Written problem =>
Transcribe the listing that follows in full, omitting pictures.

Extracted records
** begin **

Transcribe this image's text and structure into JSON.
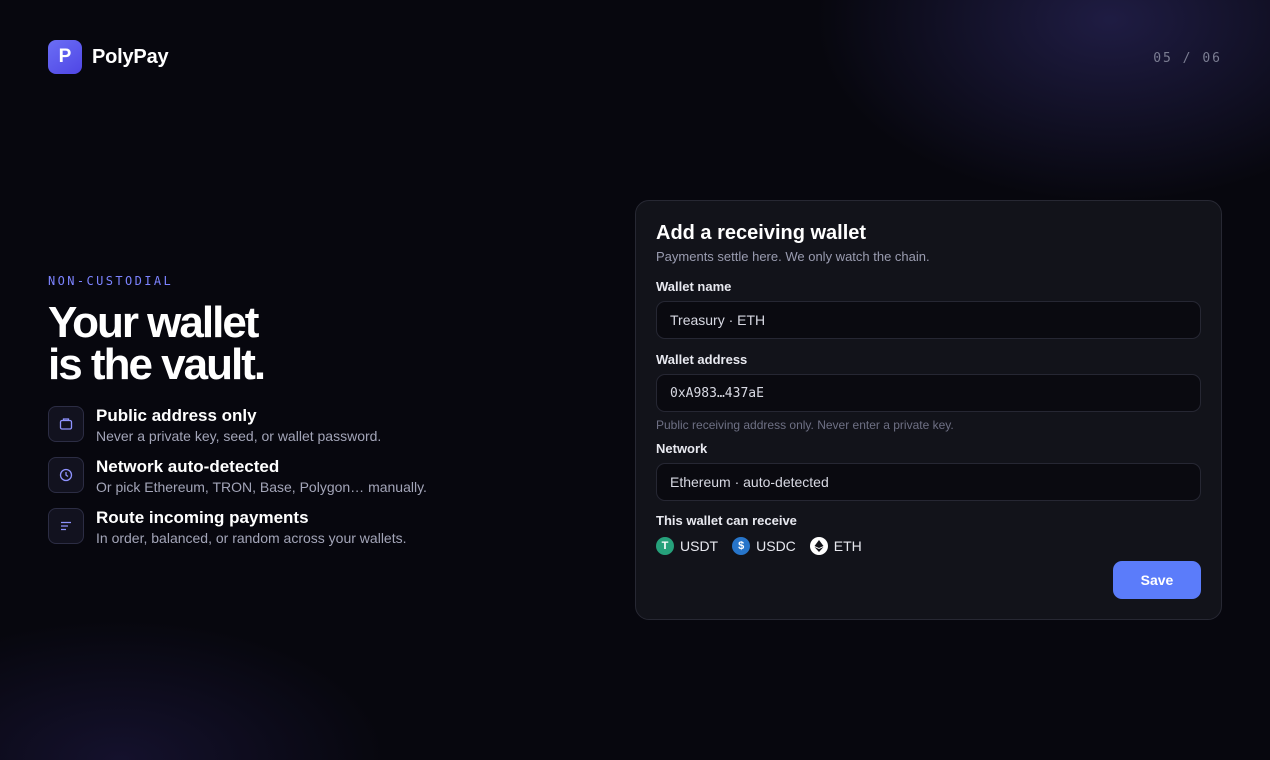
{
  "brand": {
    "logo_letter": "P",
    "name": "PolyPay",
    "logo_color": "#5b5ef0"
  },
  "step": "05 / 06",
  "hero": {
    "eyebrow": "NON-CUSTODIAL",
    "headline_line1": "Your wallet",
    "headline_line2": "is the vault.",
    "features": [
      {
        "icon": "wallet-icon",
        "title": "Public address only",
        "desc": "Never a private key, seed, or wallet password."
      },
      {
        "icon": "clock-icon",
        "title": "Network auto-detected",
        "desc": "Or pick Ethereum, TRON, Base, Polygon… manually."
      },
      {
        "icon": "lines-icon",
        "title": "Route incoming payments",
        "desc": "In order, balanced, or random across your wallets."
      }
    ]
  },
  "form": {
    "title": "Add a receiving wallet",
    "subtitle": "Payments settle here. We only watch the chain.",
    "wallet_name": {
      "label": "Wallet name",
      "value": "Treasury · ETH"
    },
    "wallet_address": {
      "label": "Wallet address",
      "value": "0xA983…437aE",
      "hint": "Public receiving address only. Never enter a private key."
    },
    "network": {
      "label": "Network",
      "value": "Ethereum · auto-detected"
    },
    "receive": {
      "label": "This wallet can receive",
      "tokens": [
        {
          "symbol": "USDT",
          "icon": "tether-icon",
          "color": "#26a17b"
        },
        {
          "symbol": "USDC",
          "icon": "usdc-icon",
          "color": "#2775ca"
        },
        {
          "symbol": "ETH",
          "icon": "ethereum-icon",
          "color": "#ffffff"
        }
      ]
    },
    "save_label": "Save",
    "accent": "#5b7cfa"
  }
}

** end **

Written answer =>
Transcribe this image's text and structure into JSON.
{
  "brand": {
    "logo_letter": "P",
    "name": "PolyPay",
    "logo_color": "#5b5ef0"
  },
  "step": "05 / 06",
  "hero": {
    "eyebrow": "NON-CUSTODIAL",
    "headline_line1": "Your wallet",
    "headline_line2": "is the vault.",
    "features": [
      {
        "icon": "wallet-icon",
        "title": "Public address only",
        "desc": "Never a private key, seed, or wallet password."
      },
      {
        "icon": "clock-icon",
        "title": "Network auto-detected",
        "desc": "Or pick Ethereum, TRON, Base, Polygon… manually."
      },
      {
        "icon": "lines-icon",
        "title": "Route incoming payments",
        "desc": "In order, balanced, or random across your wallets."
      }
    ]
  },
  "form": {
    "title": "Add a receiving wallet",
    "subtitle": "Payments settle here. We only watch the chain.",
    "wallet_name": {
      "label": "Wallet name",
      "value": "Treasury · ETH"
    },
    "wallet_address": {
      "label": "Wallet address",
      "value": "0xA983…437aE",
      "hint": "Public receiving address only. Never enter a private key."
    },
    "network": {
      "label": "Network",
      "value": "Ethereum · auto-detected"
    },
    "receive": {
      "label": "This wallet can receive",
      "tokens": [
        {
          "symbol": "USDT",
          "icon": "tether-icon",
          "color": "#26a17b"
        },
        {
          "symbol": "USDC",
          "icon": "usdc-icon",
          "color": "#2775ca"
        },
        {
          "symbol": "ETH",
          "icon": "ethereum-icon",
          "color": "#ffffff"
        }
      ]
    },
    "save_label": "Save",
    "accent": "#5b7cfa"
  }
}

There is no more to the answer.